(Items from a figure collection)
** START **

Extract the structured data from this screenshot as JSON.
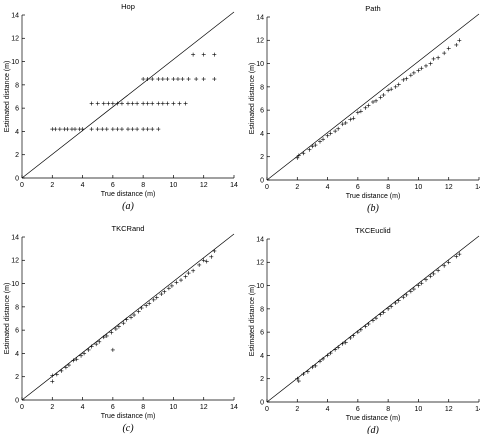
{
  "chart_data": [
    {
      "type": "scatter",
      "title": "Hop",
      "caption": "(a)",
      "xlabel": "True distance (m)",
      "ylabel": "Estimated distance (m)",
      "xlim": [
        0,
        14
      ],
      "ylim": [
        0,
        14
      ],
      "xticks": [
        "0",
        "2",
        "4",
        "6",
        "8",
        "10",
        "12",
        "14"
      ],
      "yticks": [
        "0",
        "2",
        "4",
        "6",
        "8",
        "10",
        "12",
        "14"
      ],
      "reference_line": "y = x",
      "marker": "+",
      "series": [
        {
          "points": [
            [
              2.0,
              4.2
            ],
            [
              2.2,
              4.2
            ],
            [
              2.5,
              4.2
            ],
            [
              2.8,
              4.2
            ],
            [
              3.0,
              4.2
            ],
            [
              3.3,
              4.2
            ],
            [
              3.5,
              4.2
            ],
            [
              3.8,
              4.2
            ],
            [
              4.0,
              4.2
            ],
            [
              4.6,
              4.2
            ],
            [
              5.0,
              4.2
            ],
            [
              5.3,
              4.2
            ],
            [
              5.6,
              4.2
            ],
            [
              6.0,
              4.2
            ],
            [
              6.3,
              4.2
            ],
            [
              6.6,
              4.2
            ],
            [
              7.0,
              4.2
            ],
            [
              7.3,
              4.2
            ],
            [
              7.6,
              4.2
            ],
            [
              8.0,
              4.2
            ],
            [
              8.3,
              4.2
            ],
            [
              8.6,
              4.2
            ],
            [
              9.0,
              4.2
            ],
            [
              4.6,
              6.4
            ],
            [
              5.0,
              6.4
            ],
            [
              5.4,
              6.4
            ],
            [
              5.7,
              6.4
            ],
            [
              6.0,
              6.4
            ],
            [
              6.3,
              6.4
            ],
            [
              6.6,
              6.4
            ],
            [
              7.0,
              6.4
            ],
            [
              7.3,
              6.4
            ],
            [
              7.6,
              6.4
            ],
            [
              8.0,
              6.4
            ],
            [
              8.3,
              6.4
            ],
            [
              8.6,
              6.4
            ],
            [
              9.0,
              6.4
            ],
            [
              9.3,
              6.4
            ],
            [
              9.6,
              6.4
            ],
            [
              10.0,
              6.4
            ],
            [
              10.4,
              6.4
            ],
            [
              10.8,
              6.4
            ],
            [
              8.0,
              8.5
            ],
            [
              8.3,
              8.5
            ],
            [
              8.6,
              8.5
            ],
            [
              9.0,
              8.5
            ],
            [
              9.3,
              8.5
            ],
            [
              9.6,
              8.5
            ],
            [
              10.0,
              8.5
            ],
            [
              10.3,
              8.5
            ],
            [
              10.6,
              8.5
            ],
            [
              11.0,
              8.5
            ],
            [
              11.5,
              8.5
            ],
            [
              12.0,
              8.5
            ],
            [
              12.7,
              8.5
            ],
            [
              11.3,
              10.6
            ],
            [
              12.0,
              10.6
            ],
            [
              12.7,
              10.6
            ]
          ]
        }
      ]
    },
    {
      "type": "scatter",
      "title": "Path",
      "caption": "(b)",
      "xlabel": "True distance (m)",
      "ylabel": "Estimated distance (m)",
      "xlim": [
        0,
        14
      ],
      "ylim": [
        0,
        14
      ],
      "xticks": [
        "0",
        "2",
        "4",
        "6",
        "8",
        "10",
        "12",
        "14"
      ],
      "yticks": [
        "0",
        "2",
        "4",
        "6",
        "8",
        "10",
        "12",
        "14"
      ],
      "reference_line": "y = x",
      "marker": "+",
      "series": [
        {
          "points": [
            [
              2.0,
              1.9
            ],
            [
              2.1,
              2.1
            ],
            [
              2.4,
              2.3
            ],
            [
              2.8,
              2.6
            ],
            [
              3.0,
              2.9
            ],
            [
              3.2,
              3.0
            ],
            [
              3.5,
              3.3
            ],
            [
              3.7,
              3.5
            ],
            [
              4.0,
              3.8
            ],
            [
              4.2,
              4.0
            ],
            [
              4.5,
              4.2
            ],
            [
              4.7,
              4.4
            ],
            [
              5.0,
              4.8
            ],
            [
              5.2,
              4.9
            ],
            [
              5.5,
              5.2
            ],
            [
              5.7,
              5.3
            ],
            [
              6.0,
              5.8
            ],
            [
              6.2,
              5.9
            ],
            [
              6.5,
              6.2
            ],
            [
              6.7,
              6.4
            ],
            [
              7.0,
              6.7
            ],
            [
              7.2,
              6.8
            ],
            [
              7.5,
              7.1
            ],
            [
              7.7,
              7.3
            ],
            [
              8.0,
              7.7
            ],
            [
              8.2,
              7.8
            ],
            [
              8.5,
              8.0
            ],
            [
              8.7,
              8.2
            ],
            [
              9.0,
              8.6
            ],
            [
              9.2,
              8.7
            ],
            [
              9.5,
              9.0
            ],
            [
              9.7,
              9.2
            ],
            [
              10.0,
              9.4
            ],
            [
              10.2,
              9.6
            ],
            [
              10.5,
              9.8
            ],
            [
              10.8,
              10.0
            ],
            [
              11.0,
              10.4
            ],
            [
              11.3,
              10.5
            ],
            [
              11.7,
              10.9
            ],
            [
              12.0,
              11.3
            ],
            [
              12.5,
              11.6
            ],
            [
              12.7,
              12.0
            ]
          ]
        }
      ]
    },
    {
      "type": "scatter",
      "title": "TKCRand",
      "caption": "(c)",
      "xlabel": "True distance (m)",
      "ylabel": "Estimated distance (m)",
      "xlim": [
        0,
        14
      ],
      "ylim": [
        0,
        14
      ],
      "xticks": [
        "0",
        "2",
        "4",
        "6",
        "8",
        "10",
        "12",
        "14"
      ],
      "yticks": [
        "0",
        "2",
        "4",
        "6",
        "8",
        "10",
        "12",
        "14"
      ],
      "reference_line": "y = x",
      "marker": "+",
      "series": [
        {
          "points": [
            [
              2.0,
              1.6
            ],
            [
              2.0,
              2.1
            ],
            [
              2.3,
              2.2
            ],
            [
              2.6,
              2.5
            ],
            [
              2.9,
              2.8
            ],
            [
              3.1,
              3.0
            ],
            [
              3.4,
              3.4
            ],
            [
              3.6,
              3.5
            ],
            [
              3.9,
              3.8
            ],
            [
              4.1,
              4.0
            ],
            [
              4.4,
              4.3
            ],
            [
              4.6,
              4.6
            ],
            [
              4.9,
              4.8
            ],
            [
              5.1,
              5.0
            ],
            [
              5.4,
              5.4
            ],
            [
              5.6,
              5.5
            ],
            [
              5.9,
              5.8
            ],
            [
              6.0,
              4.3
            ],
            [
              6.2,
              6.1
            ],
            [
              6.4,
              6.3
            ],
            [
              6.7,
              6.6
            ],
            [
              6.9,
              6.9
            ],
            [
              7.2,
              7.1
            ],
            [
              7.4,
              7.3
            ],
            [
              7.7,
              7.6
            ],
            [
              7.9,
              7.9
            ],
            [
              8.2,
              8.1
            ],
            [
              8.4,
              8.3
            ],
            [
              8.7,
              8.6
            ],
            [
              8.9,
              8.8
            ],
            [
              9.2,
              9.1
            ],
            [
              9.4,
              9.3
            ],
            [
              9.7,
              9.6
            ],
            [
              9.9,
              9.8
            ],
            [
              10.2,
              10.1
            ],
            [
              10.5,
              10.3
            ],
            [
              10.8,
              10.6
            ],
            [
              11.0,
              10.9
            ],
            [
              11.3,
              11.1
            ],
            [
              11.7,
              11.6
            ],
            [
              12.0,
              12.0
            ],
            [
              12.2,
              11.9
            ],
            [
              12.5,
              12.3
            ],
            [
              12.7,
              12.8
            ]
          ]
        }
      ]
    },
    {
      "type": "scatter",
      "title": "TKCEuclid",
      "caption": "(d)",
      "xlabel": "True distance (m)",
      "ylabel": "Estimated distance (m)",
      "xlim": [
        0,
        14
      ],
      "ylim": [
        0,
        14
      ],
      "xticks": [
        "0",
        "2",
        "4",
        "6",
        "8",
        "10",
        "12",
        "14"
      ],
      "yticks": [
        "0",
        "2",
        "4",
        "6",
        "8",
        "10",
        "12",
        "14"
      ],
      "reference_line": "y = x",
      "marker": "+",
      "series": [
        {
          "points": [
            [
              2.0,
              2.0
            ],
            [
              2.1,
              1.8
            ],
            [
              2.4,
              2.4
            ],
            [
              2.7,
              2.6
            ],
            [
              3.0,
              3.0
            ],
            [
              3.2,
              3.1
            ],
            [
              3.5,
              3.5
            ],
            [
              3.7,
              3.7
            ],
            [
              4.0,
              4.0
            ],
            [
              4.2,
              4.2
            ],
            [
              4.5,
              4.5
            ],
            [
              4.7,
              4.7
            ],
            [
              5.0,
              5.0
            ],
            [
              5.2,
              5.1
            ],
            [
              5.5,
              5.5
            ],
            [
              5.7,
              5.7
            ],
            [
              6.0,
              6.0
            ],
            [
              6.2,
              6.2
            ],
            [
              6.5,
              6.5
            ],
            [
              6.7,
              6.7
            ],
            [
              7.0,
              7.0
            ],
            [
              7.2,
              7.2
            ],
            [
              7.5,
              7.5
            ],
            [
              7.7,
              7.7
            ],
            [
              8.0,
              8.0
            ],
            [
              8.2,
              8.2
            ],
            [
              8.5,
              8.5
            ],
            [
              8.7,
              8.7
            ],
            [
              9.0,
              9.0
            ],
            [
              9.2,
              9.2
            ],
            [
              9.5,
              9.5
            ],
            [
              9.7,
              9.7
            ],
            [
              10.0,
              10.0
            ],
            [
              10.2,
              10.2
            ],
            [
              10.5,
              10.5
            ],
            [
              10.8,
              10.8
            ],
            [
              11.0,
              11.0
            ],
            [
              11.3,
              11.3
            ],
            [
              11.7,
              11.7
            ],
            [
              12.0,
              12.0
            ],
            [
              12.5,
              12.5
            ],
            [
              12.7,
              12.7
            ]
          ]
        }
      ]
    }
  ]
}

** END **
** START **

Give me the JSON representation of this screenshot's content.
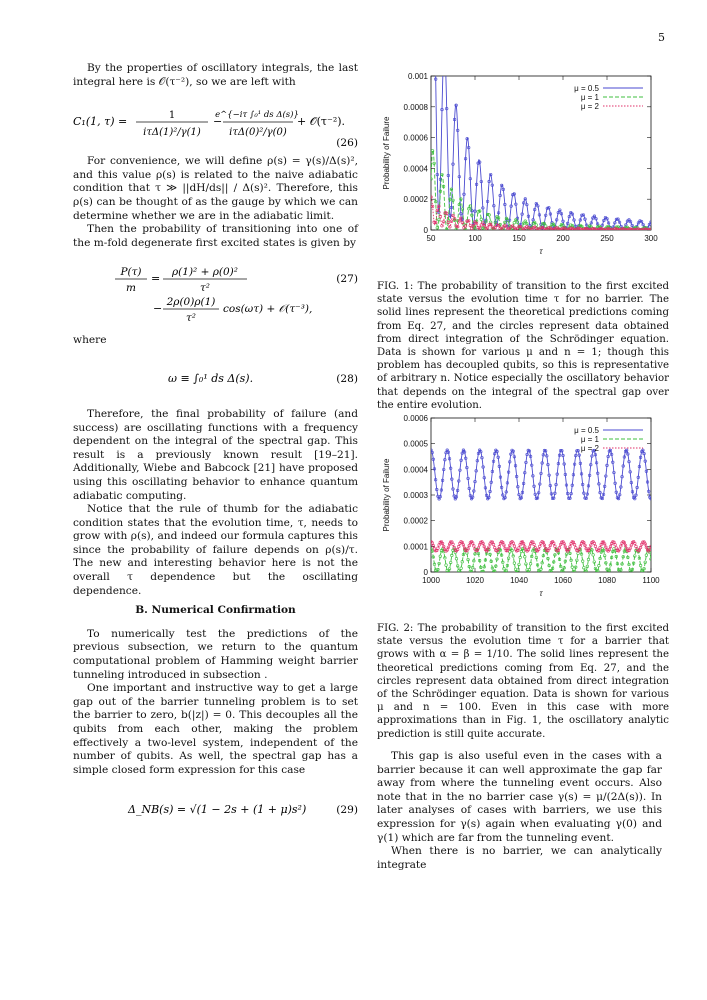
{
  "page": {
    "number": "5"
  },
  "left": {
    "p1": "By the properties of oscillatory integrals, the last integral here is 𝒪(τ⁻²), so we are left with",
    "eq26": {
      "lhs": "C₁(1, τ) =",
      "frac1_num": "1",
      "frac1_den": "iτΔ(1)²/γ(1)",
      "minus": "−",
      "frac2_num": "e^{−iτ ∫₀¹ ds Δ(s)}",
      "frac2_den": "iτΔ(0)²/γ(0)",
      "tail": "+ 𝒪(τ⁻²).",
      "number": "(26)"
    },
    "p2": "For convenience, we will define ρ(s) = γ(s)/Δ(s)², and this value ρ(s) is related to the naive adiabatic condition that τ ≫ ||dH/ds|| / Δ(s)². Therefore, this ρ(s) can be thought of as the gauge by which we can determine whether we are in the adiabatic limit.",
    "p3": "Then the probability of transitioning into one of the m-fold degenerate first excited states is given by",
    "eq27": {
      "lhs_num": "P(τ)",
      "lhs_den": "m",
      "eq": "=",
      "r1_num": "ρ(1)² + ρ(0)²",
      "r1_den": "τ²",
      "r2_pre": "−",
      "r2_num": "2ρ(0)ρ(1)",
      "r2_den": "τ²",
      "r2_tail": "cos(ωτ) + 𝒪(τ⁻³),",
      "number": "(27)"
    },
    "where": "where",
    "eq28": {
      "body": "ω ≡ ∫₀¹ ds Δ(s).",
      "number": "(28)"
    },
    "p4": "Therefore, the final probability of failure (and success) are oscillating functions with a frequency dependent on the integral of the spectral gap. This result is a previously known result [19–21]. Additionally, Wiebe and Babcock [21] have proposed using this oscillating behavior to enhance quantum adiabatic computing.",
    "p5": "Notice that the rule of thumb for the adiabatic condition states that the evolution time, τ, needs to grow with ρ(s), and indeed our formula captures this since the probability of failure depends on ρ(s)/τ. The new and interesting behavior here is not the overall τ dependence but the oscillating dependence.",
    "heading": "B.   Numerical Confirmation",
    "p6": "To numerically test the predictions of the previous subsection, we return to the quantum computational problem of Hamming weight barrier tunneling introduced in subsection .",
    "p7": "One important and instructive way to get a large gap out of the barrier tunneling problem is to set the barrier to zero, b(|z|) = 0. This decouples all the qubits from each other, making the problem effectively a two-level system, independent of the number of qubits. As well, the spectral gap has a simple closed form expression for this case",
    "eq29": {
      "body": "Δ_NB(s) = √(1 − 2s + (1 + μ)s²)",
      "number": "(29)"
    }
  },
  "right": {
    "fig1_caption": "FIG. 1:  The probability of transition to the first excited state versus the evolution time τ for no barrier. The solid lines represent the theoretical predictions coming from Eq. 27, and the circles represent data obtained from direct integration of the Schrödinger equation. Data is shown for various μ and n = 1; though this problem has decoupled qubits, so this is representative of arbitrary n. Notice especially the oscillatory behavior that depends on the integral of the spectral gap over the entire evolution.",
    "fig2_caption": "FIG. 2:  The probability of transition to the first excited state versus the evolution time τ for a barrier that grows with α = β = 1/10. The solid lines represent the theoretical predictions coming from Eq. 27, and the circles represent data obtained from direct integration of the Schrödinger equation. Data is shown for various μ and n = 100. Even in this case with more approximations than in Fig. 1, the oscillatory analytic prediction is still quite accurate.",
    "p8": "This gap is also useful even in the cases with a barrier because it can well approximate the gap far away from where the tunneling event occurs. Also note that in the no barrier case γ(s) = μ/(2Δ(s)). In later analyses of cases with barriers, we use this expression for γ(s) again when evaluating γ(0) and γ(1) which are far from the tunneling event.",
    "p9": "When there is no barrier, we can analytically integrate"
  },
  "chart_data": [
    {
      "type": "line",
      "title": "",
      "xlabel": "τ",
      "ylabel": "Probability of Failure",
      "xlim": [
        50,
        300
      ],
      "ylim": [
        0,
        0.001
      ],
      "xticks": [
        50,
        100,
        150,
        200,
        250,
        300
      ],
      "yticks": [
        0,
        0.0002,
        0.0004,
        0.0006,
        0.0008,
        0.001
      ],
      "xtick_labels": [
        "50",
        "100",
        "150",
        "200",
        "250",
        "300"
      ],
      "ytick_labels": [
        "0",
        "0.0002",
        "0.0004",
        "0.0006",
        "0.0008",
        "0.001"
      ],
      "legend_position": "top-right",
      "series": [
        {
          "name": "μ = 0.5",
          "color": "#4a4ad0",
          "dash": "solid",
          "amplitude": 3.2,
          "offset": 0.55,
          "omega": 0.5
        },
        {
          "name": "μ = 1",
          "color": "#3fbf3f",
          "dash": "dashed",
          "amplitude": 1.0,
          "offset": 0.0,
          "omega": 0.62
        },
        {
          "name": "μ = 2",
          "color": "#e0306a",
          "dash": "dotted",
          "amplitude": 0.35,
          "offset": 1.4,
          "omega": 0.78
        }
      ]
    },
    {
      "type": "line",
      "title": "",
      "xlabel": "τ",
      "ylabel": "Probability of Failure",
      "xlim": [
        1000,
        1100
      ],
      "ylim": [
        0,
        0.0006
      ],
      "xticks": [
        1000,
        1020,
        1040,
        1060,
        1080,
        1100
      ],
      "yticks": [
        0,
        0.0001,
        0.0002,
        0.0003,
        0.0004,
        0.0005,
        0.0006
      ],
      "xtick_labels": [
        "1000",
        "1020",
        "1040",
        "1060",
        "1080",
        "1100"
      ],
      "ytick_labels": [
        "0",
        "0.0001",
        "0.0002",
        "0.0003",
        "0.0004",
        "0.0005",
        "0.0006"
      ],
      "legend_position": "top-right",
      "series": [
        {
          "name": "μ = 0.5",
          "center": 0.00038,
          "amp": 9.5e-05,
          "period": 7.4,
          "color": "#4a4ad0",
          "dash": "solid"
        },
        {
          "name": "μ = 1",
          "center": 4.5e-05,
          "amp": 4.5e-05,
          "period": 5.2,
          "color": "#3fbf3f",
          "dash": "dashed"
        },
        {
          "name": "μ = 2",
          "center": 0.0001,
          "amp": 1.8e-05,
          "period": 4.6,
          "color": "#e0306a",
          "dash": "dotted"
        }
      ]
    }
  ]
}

** END **

▶ **Exercise requirements**:
Scan the lines above for "amplitude", then copy every one that has it.

▶ **Answer**:
          "amplitude": 3.2,
          "amplitude": 1.0,
          "amplitude": 0.35,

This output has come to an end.